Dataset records

--- start ---

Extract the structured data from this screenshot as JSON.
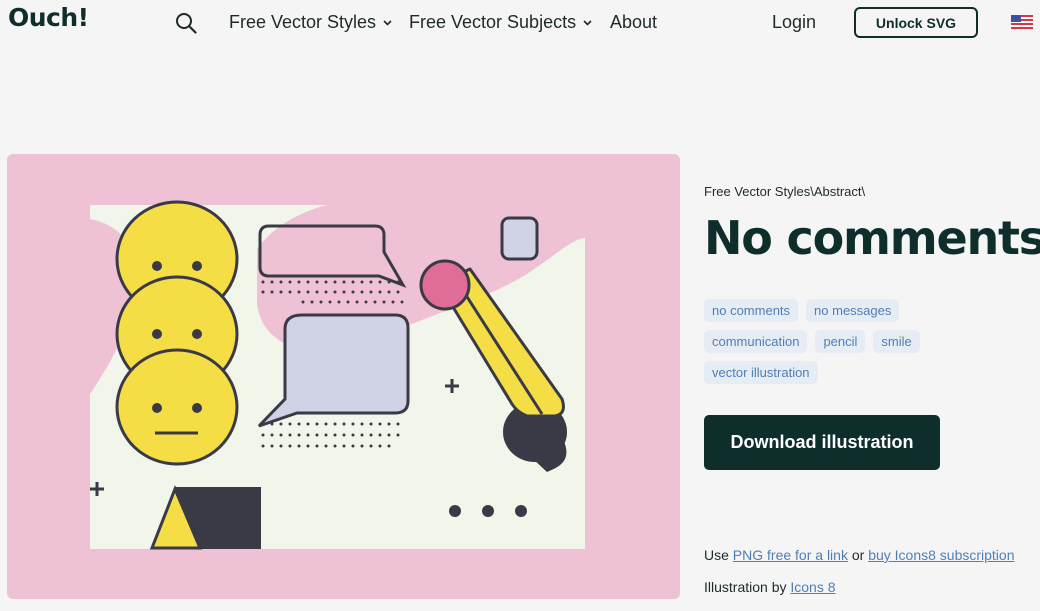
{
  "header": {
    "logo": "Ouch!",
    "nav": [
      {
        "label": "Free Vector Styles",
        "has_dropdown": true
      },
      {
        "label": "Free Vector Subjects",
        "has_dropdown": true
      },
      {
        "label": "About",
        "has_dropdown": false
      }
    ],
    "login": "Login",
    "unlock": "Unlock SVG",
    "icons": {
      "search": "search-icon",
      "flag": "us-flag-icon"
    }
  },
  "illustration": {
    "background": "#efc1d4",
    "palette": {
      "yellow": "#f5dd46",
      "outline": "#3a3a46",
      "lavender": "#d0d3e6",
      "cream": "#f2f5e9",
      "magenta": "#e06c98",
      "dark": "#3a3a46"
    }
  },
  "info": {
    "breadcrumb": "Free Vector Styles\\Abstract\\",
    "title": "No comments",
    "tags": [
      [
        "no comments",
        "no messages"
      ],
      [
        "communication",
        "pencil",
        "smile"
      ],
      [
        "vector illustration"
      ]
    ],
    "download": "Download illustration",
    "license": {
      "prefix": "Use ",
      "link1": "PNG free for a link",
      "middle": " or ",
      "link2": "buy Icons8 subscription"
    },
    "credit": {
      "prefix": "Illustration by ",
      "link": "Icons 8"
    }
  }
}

--- end ---

### CHALLENGE
Transcribe all of the material exactly, leaving out whatever pictures it contains.

### EXERCISE ANSWER
Extract the structured data from this screenshot as JSON.
{
  "header": {
    "logo": "Ouch!",
    "nav": [
      {
        "label": "Free Vector Styles",
        "has_dropdown": true
      },
      {
        "label": "Free Vector Subjects",
        "has_dropdown": true
      },
      {
        "label": "About",
        "has_dropdown": false
      }
    ],
    "login": "Login",
    "unlock": "Unlock SVG",
    "icons": {
      "search": "search-icon",
      "flag": "us-flag-icon"
    }
  },
  "illustration": {
    "background": "#efc1d4",
    "palette": {
      "yellow": "#f5dd46",
      "outline": "#3a3a46",
      "lavender": "#d0d3e6",
      "cream": "#f2f5e9",
      "magenta": "#e06c98",
      "dark": "#3a3a46"
    }
  },
  "info": {
    "breadcrumb": "Free Vector Styles\\Abstract\\",
    "title": "No comments",
    "tags": [
      [
        "no comments",
        "no messages"
      ],
      [
        "communication",
        "pencil",
        "smile"
      ],
      [
        "vector illustration"
      ]
    ],
    "download": "Download illustration",
    "license": {
      "prefix": "Use ",
      "link1": "PNG free for a link",
      "middle": " or ",
      "link2": "buy Icons8 subscription"
    },
    "credit": {
      "prefix": "Illustration by ",
      "link": "Icons 8"
    }
  }
}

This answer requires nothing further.